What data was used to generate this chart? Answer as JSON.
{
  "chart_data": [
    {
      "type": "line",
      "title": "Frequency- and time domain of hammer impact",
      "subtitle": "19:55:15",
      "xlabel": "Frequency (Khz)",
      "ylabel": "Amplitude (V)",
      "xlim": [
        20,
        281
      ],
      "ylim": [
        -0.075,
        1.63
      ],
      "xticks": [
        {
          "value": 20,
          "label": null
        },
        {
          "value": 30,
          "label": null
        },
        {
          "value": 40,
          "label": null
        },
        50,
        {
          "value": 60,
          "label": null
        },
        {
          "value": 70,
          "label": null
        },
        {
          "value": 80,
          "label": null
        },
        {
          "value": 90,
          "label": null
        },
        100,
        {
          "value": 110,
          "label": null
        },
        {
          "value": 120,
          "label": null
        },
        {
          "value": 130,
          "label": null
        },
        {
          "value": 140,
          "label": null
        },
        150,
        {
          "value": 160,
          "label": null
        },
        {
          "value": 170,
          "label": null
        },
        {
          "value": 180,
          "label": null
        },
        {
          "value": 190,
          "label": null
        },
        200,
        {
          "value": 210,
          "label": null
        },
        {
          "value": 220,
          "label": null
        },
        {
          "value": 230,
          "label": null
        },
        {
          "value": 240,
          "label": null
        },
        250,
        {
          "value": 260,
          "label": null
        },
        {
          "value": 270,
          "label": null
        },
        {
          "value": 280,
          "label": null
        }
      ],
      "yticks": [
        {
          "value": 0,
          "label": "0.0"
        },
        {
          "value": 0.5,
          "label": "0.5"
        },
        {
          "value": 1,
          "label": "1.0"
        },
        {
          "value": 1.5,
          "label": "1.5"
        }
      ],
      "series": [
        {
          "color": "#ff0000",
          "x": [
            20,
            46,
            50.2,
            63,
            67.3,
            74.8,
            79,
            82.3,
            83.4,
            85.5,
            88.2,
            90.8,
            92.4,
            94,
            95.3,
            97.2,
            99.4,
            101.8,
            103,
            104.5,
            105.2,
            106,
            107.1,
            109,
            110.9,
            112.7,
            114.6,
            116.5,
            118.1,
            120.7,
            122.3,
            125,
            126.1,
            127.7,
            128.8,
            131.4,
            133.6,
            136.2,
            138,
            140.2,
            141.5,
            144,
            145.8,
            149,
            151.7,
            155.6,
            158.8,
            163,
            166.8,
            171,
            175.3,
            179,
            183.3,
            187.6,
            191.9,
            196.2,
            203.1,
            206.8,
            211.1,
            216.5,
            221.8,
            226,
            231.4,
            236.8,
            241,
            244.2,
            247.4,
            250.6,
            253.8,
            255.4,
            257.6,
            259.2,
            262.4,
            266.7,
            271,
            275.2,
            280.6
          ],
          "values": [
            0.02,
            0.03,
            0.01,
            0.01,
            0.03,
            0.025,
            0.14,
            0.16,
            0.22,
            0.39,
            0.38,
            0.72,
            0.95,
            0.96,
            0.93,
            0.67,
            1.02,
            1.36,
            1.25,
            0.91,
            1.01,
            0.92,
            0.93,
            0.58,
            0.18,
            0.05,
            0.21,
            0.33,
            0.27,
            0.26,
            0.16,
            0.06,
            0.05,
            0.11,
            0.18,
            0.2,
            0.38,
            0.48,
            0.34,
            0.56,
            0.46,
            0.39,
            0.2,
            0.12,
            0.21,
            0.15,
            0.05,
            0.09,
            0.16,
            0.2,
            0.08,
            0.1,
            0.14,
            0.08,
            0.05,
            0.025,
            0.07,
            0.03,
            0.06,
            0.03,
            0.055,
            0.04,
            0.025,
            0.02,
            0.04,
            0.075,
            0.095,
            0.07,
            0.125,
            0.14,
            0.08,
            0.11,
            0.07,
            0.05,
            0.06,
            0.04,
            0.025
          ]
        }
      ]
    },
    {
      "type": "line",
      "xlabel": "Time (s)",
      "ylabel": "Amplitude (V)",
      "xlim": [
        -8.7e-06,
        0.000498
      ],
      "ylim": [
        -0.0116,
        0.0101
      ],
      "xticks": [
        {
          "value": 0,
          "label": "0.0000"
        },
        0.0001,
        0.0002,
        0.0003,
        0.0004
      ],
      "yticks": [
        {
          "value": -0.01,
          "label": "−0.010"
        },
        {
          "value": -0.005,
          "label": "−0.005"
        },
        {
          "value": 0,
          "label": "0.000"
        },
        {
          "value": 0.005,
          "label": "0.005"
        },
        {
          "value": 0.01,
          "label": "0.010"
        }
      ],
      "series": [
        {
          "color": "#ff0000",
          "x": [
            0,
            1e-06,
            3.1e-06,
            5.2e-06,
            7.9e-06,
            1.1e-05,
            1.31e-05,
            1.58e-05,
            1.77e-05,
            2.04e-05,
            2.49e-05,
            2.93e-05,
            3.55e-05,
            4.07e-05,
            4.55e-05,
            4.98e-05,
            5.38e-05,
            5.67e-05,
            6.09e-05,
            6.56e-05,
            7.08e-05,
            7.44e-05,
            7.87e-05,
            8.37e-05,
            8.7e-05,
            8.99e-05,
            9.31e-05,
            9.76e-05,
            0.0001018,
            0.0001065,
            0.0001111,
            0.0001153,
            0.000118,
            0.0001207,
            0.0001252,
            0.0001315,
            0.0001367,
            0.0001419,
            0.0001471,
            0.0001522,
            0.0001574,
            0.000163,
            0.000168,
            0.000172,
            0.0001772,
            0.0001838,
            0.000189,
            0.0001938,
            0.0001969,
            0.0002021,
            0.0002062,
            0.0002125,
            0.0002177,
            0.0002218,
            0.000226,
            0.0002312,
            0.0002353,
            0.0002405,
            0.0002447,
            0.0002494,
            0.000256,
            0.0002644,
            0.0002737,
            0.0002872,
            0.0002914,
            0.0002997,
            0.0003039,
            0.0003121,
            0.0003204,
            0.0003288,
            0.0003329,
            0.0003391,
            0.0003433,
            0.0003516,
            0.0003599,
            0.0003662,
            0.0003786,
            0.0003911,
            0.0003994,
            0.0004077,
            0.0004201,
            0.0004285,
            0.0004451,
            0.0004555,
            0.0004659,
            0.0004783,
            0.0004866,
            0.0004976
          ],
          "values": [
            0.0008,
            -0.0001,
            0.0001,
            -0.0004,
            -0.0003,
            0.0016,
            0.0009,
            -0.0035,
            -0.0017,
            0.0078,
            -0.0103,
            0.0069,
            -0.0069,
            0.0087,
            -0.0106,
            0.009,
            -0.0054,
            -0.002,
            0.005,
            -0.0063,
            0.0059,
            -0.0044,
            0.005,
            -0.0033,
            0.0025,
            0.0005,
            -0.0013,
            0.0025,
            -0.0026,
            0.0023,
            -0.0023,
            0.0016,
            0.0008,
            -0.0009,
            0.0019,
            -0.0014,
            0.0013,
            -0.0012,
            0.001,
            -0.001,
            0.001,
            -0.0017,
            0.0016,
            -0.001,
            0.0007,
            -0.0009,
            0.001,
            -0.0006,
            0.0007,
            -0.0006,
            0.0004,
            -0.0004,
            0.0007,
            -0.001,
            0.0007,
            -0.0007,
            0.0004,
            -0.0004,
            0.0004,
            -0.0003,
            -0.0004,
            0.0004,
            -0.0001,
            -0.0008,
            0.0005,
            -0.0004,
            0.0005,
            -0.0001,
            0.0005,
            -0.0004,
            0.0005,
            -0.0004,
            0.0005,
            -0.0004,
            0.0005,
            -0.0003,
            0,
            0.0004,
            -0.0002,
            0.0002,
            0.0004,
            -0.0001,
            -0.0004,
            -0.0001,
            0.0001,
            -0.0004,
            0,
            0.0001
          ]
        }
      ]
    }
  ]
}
——
### Exercise task
Copy out the data shown above without altering anything.

### Written solution
What data was used to generate this chart? Answer as JSON.
{
  "chart_data": [
    {
      "type": "line",
      "title": "Frequency- and time domain of hammer impact",
      "subtitle": "19:55:15",
      "xlabel": "Frequency (Khz)",
      "ylabel": "Amplitude (V)",
      "xlim": [
        20,
        281
      ],
      "ylim": [
        -0.075,
        1.63
      ],
      "xticks": [
        {
          "value": 20,
          "label": null
        },
        {
          "value": 30,
          "label": null
        },
        {
          "value": 40,
          "label": null
        },
        50,
        {
          "value": 60,
          "label": null
        },
        {
          "value": 70,
          "label": null
        },
        {
          "value": 80,
          "label": null
        },
        {
          "value": 90,
          "label": null
        },
        100,
        {
          "value": 110,
          "label": null
        },
        {
          "value": 120,
          "label": null
        },
        {
          "value": 130,
          "label": null
        },
        {
          "value": 140,
          "label": null
        },
        150,
        {
          "value": 160,
          "label": null
        },
        {
          "value": 170,
          "label": null
        },
        {
          "value": 180,
          "label": null
        },
        {
          "value": 190,
          "label": null
        },
        200,
        {
          "value": 210,
          "label": null
        },
        {
          "value": 220,
          "label": null
        },
        {
          "value": 230,
          "label": null
        },
        {
          "value": 240,
          "label": null
        },
        250,
        {
          "value": 260,
          "label": null
        },
        {
          "value": 270,
          "label": null
        },
        {
          "value": 280,
          "label": null
        }
      ],
      "yticks": [
        {
          "value": 0,
          "label": "0.0"
        },
        {
          "value": 0.5,
          "label": "0.5"
        },
        {
          "value": 1,
          "label": "1.0"
        },
        {
          "value": 1.5,
          "label": "1.5"
        }
      ],
      "series": [
        {
          "color": "#ff0000",
          "x": [
            20,
            46,
            50.2,
            63,
            67.3,
            74.8,
            79,
            82.3,
            83.4,
            85.5,
            88.2,
            90.8,
            92.4,
            94,
            95.3,
            97.2,
            99.4,
            101.8,
            103,
            104.5,
            105.2,
            106,
            107.1,
            109,
            110.9,
            112.7,
            114.6,
            116.5,
            118.1,
            120.7,
            122.3,
            125,
            126.1,
            127.7,
            128.8,
            131.4,
            133.6,
            136.2,
            138,
            140.2,
            141.5,
            144,
            145.8,
            149,
            151.7,
            155.6,
            158.8,
            163,
            166.8,
            171,
            175.3,
            179,
            183.3,
            187.6,
            191.9,
            196.2,
            203.1,
            206.8,
            211.1,
            216.5,
            221.8,
            226,
            231.4,
            236.8,
            241,
            244.2,
            247.4,
            250.6,
            253.8,
            255.4,
            257.6,
            259.2,
            262.4,
            266.7,
            271,
            275.2,
            280.6
          ],
          "values": [
            0.02,
            0.03,
            0.01,
            0.01,
            0.03,
            0.025,
            0.14,
            0.16,
            0.22,
            0.39,
            0.38,
            0.72,
            0.95,
            0.96,
            0.93,
            0.67,
            1.02,
            1.36,
            1.25,
            0.91,
            1.01,
            0.92,
            0.93,
            0.58,
            0.18,
            0.05,
            0.21,
            0.33,
            0.27,
            0.26,
            0.16,
            0.06,
            0.05,
            0.11,
            0.18,
            0.2,
            0.38,
            0.48,
            0.34,
            0.56,
            0.46,
            0.39,
            0.2,
            0.12,
            0.21,
            0.15,
            0.05,
            0.09,
            0.16,
            0.2,
            0.08,
            0.1,
            0.14,
            0.08,
            0.05,
            0.025,
            0.07,
            0.03,
            0.06,
            0.03,
            0.055,
            0.04,
            0.025,
            0.02,
            0.04,
            0.075,
            0.095,
            0.07,
            0.125,
            0.14,
            0.08,
            0.11,
            0.07,
            0.05,
            0.06,
            0.04,
            0.025
          ]
        }
      ]
    },
    {
      "type": "line",
      "xlabel": "Time (s)",
      "ylabel": "Amplitude (V)",
      "xlim": [
        -8.7e-06,
        0.000498
      ],
      "ylim": [
        -0.0116,
        0.0101
      ],
      "xticks": [
        {
          "value": 0,
          "label": "0.0000"
        },
        0.0001,
        0.0002,
        0.0003,
        0.0004
      ],
      "yticks": [
        {
          "value": -0.01,
          "label": "−0.010"
        },
        {
          "value": -0.005,
          "label": "−0.005"
        },
        {
          "value": 0,
          "label": "0.000"
        },
        {
          "value": 0.005,
          "label": "0.005"
        },
        {
          "value": 0.01,
          "label": "0.010"
        }
      ],
      "series": [
        {
          "color": "#ff0000",
          "x": [
            0,
            1e-06,
            3.1e-06,
            5.2e-06,
            7.9e-06,
            1.1e-05,
            1.31e-05,
            1.58e-05,
            1.77e-05,
            2.04e-05,
            2.49e-05,
            2.93e-05,
            3.55e-05,
            4.07e-05,
            4.55e-05,
            4.98e-05,
            5.38e-05,
            5.67e-05,
            6.09e-05,
            6.56e-05,
            7.08e-05,
            7.44e-05,
            7.87e-05,
            8.37e-05,
            8.7e-05,
            8.99e-05,
            9.31e-05,
            9.76e-05,
            0.0001018,
            0.0001065,
            0.0001111,
            0.0001153,
            0.000118,
            0.0001207,
            0.0001252,
            0.0001315,
            0.0001367,
            0.0001419,
            0.0001471,
            0.0001522,
            0.0001574,
            0.000163,
            0.000168,
            0.000172,
            0.0001772,
            0.0001838,
            0.000189,
            0.0001938,
            0.0001969,
            0.0002021,
            0.0002062,
            0.0002125,
            0.0002177,
            0.0002218,
            0.000226,
            0.0002312,
            0.0002353,
            0.0002405,
            0.0002447,
            0.0002494,
            0.000256,
            0.0002644,
            0.0002737,
            0.0002872,
            0.0002914,
            0.0002997,
            0.0003039,
            0.0003121,
            0.0003204,
            0.0003288,
            0.0003329,
            0.0003391,
            0.0003433,
            0.0003516,
            0.0003599,
            0.0003662,
            0.0003786,
            0.0003911,
            0.0003994,
            0.0004077,
            0.0004201,
            0.0004285,
            0.0004451,
            0.0004555,
            0.0004659,
            0.0004783,
            0.0004866,
            0.0004976
          ],
          "values": [
            0.0008,
            -0.0001,
            0.0001,
            -0.0004,
            -0.0003,
            0.0016,
            0.0009,
            -0.0035,
            -0.0017,
            0.0078,
            -0.0103,
            0.0069,
            -0.0069,
            0.0087,
            -0.0106,
            0.009,
            -0.0054,
            -0.002,
            0.005,
            -0.0063,
            0.0059,
            -0.0044,
            0.005,
            -0.0033,
            0.0025,
            0.0005,
            -0.0013,
            0.0025,
            -0.0026,
            0.0023,
            -0.0023,
            0.0016,
            0.0008,
            -0.0009,
            0.0019,
            -0.0014,
            0.0013,
            -0.0012,
            0.001,
            -0.001,
            0.001,
            -0.0017,
            0.0016,
            -0.001,
            0.0007,
            -0.0009,
            0.001,
            -0.0006,
            0.0007,
            -0.0006,
            0.0004,
            -0.0004,
            0.0007,
            -0.001,
            0.0007,
            -0.0007,
            0.0004,
            -0.0004,
            0.0004,
            -0.0003,
            -0.0004,
            0.0004,
            -0.0001,
            -0.0008,
            0.0005,
            -0.0004,
            0.0005,
            -0.0001,
            0.0005,
            -0.0004,
            0.0005,
            -0.0004,
            0.0005,
            -0.0004,
            0.0005,
            -0.0003,
            0,
            0.0004,
            -0.0002,
            0.0002,
            0.0004,
            -0.0001,
            -0.0004,
            -0.0001,
            0.0001,
            -0.0004,
            0,
            0.0001
          ]
        }
      ]
    }
  ]
}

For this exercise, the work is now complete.